>> BEGIN Excerpted text

Saturday, October 20, 2007

Web 3.0 – The Future is Here

What is this mystical thing called Web 3.0 that everybody is waiting for? Like the silhouette of a stranger through the dense fog. Man or Monster? Friend or Foe?

That is the nature of predicting the future. From afar, everything looks good. From up close, it’s a mess. The good news is we can affect the future, that the future is not some inevitable result assigned to us.

What will Web 3.0 look like? Let’s start from how the web has evolved, and go from there.

What Happened?

In the old days, you really need to read a whole book to get all the nuggets of knowledge from an author. With search, you can get to what you need faster and faster. So more people can now publish more ideas. Referred to as Web 1.0, static websites have sprung from every corner of the world.

Fast forward to today. The core of Web 2.0 is the latest generation of user-contributed content.

  1. The unit of communications has shrunk dramatically. Instead of publishing a book or article, we can publish a simple blog. Just a few words and we’re done.
  2. The speed of publishing has increased dramatically. It’s now lightening fast from the time the author has a thought to the time the reader understands it.
  3. Multi-user collaboration has become massively parallel. Forums, Chats, people are communicating everywhere.

With Web 2.0 applications, anyone can easily setup a blog or shop on eBay. Or join the major Web 2.0 sites like Wikipedia, Facebook, and Digg. These sites provide dynamic user-contributed content. People now flock to Web 2.0 sites because they can find any idea, or any community.

What’s Missing?

So if things are so good, what’s wrong?

Well, Google often returns a whole bunch of garbage, because it can’t read our minds. That’s because search terms aren’t expressive enough. Search terms are not sufficient to provide your meaning, your context. There are billions of pages out there now, with text that can only be understood after being read by humans. So with search results, we must wade through pages and pages before we get what we’re looking for.

So the direct thought for a solution is, why not make these billions of pages contain the meaning, not just the words? And then create an engine that understands your meaning, and search for your meaning, instead of the today’s simple search terms. Will that work?

>> END Excerpted text

- _Requirement A_
What does the blog post about Web 3.0 name as the core of Web 2.0?
The entries that follow are unrelated to the blog post.

>> BEGIN Dataset records

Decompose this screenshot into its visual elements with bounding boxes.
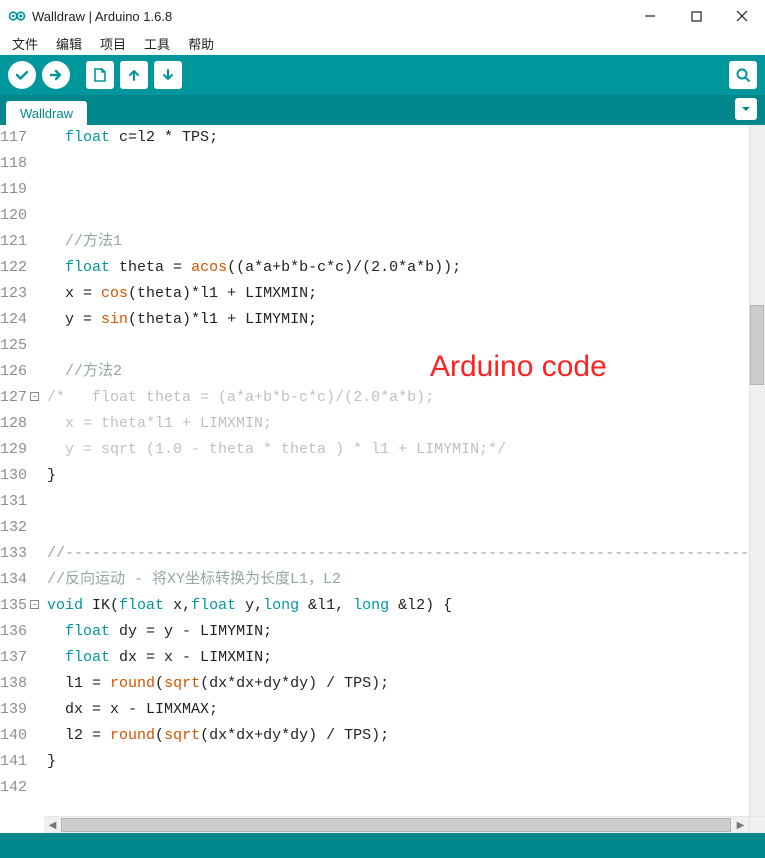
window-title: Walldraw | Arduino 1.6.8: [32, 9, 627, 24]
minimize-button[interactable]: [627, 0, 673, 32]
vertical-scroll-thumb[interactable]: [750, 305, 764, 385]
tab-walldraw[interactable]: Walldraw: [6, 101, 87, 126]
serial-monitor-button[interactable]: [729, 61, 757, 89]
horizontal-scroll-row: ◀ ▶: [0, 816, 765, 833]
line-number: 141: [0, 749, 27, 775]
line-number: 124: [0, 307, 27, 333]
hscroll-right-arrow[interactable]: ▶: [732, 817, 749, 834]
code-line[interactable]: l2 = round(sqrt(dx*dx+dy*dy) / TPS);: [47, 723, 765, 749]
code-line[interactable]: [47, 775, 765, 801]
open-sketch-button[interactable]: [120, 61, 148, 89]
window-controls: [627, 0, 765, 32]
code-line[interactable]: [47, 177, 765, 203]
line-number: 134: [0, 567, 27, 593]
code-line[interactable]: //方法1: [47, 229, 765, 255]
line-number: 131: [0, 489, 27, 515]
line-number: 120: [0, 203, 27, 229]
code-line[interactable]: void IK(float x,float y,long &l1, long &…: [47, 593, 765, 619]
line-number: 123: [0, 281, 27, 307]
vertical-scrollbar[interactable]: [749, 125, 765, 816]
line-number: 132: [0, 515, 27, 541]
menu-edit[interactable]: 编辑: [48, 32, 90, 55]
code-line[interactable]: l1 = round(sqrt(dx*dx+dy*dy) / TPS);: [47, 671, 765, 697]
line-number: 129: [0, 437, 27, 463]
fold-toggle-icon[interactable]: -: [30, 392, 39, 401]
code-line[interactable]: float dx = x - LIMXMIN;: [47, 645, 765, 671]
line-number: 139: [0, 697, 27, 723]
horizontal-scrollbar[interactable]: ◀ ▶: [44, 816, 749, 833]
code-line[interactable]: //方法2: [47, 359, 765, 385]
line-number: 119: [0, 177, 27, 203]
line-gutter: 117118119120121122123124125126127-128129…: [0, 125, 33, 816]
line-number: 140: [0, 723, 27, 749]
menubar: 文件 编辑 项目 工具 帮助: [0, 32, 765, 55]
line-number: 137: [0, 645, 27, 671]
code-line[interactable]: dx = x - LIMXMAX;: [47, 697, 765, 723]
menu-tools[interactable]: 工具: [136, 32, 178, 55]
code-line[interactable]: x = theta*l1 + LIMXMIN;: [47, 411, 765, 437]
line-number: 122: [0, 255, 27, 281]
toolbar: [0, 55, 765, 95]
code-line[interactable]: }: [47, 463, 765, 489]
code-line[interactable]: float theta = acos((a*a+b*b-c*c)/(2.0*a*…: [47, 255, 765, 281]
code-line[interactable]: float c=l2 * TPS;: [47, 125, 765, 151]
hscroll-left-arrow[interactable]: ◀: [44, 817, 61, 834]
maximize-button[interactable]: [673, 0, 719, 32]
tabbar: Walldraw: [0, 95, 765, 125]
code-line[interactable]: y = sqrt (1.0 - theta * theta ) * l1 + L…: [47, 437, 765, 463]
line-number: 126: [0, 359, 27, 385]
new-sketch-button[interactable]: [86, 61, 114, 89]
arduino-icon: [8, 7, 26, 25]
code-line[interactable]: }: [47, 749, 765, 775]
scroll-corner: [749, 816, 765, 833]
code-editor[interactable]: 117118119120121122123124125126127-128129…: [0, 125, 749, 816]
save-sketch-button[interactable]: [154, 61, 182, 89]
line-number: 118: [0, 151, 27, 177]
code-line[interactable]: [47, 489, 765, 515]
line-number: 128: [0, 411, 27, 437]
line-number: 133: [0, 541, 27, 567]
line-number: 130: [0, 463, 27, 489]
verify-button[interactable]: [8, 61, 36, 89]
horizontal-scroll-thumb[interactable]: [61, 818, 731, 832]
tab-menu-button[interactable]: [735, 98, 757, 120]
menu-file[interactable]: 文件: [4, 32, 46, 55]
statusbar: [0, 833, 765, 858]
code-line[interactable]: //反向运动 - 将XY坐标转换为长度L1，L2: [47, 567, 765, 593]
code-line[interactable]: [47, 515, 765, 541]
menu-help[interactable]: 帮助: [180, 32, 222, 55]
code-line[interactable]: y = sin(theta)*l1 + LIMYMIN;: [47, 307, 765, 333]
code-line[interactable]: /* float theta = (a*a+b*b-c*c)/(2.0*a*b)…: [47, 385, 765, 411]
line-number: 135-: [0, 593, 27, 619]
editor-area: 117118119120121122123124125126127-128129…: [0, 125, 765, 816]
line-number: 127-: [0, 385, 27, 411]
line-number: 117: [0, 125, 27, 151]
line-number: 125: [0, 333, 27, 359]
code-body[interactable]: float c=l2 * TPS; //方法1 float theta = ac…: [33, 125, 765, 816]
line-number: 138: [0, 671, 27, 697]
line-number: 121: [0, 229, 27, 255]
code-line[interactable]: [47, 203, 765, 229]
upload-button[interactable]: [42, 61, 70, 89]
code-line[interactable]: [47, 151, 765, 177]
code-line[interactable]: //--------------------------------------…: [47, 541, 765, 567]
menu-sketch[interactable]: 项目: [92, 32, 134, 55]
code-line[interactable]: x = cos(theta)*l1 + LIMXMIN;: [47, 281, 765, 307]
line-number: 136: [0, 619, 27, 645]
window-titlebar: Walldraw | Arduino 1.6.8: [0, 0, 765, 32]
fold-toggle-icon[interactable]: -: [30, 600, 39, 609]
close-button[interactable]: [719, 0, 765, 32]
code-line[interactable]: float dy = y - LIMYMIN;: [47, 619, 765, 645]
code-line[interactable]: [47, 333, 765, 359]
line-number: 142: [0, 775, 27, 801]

>> END Dataset records
>> BEGIN Dataset records

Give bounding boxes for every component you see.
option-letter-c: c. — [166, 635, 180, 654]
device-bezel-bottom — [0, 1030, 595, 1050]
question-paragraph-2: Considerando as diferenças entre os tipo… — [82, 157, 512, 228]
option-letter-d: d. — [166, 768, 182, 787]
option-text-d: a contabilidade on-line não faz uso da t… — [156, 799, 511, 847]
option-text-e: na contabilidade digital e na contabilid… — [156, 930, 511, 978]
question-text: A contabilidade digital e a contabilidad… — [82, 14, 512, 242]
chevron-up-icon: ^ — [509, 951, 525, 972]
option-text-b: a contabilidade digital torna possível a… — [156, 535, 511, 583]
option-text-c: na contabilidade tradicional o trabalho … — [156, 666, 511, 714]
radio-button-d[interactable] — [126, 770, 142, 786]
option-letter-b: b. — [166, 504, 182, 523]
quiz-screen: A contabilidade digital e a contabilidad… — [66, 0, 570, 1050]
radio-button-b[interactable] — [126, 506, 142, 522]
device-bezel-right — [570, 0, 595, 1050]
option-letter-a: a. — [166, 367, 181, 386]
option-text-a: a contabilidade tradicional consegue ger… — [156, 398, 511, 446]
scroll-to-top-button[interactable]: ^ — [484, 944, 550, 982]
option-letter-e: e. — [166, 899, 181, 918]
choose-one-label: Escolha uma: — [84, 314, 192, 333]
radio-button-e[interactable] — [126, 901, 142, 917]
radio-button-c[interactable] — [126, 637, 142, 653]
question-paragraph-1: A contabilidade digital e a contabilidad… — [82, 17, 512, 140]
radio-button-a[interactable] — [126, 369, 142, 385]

>> END Dataset records

- _Requirement B_
Put the part of the entries that opens with the line containing "Give bounding boxes" and closes with the line containing "option-text-d: a contabilidade" into a JSON list of strings, one string per line, leaving out blank lines.

- _Full solution A_
The latest generation of user-contributed content.

- _Full solution B_
[
  "Give bounding boxes for every component you see.",
  "option-letter-c: c. — [166, 635, 180, 654]",
  "device-bezel-bottom — [0, 1030, 595, 1050]",
  "question-paragraph-2: Considerando as diferenças entre os tipo… — [82, 157, 512, 228]",
  "option-letter-d: d. — [166, 768, 182, 787]",
  "option-text-d: a contabilidade on-line não faz uso da t… — [156, 799, 511, 847]"
]